## Task prompt
Each line that follows is to be retyped exactly.

Saved entries:
========================
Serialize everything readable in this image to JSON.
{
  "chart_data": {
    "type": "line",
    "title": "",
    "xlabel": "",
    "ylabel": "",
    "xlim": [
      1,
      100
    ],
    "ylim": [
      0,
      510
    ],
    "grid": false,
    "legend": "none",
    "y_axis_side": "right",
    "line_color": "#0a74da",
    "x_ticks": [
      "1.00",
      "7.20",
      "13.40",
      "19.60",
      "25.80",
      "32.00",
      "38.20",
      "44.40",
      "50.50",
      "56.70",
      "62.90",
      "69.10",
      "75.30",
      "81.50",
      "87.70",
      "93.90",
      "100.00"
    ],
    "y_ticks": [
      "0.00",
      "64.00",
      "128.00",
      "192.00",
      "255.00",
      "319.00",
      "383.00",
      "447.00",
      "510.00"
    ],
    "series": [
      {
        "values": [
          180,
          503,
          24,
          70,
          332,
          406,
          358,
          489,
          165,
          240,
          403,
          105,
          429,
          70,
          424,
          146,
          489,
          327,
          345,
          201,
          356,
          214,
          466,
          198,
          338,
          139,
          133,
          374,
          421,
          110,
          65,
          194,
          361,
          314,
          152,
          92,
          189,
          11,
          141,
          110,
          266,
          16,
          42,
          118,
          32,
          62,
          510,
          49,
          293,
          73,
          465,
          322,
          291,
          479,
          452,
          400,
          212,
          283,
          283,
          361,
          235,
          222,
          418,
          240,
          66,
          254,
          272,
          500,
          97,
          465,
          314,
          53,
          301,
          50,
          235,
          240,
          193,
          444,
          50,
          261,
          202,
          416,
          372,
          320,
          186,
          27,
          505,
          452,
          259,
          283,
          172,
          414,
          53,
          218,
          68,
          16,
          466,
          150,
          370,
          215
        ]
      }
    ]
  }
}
========================
## Problem solution
Serialize everything readable in this image to JSON.
{
  "chart_data": {
    "type": "line",
    "title": "",
    "xlabel": "",
    "ylabel": "",
    "xlim": [
      1,
      100
    ],
    "ylim": [
      0,
      510
    ],
    "grid": false,
    "legend": "none",
    "y_axis_side": "right",
    "line_color": "#0a74da",
    "x_ticks": [
      "1.00",
      "7.20",
      "13.40",
      "19.60",
      "25.80",
      "32.00",
      "38.20",
      "44.40",
      "50.50",
      "56.70",
      "62.90",
      "69.10",
      "75.30",
      "81.50",
      "87.70",
      "93.90",
      "100.00"
    ],
    "y_ticks": [
      "0.00",
      "64.00",
      "128.00",
      "192.00",
      "255.00",
      "319.00",
      "383.00",
      "447.00",
      "510.00"
    ],
    "series": [
      {
        "values": [
          180,
          503,
          24,
          70,
          332,
          406,
          358,
          489,
          165,
          240,
          403,
          105,
          429,
          70,
          424,
          146,
          489,
          327,
          345,
          201,
          356,
          214,
          466,
          198,
          338,
          139,
          133,
          374,
          421,
          110,
          65,
          194,
          361,
          314,
          152,
          92,
          189,
          11,
          141,
          110,
          266,
          16,
          42,
          118,
          32,
          62,
          510,
          49,
          293,
          73,
          465,
          322,
          291,
          479,
          452,
          400,
          212,
          283,
          283,
          361,
          235,
          222,
          418,
          240,
          66,
          254,
          272,
          500,
          97,
          465,
          314,
          53,
          301,
          50,
          235,
          240,
          193,
          444,
          50,
          261,
          202,
          416,
          372,
          320,
          186,
          27,
          505,
          452,
          259,
          283,
          172,
          414,
          53,
          218,
          68,
          16,
          466,
          150,
          370,
          215
        ]
      }
    ]
  }
}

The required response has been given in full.